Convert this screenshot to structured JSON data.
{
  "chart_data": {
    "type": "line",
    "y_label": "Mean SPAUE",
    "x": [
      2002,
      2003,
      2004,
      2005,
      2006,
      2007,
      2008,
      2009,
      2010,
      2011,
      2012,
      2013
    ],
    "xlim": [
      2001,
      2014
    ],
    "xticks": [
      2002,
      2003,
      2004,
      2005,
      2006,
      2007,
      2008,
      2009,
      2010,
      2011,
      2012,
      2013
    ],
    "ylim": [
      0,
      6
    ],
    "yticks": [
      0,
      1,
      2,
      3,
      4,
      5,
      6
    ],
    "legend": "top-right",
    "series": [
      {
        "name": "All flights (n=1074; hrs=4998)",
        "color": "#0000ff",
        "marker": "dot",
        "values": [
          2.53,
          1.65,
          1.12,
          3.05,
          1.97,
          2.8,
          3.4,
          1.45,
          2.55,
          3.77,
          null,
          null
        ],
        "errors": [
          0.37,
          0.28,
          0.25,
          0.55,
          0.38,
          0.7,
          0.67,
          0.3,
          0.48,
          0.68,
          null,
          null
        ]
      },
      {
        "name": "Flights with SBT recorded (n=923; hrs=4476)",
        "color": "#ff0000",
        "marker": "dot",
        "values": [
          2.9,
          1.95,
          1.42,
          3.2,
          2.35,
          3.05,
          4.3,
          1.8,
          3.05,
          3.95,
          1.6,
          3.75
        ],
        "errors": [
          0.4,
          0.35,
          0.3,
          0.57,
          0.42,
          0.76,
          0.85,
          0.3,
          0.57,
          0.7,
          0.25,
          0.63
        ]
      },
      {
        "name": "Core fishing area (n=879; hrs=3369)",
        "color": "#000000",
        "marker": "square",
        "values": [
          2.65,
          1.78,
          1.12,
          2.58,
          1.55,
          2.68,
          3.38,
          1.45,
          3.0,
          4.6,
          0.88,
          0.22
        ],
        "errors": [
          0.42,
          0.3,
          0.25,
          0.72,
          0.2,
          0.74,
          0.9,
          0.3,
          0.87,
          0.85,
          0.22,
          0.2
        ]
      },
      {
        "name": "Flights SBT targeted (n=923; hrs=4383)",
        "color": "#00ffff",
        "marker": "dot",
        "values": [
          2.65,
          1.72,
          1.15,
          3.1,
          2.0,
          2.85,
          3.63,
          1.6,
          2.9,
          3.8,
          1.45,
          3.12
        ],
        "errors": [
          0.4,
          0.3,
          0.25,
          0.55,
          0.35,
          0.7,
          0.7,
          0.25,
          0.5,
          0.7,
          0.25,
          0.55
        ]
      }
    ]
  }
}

▸ **Exercise**
Find every line in the records above that holds the word "color", and copy each one.

▸ **Written solution**
        "color": "#0000ff",
        "color": "#ff0000",
        "color": "#000000",
        "color": "#00ffff",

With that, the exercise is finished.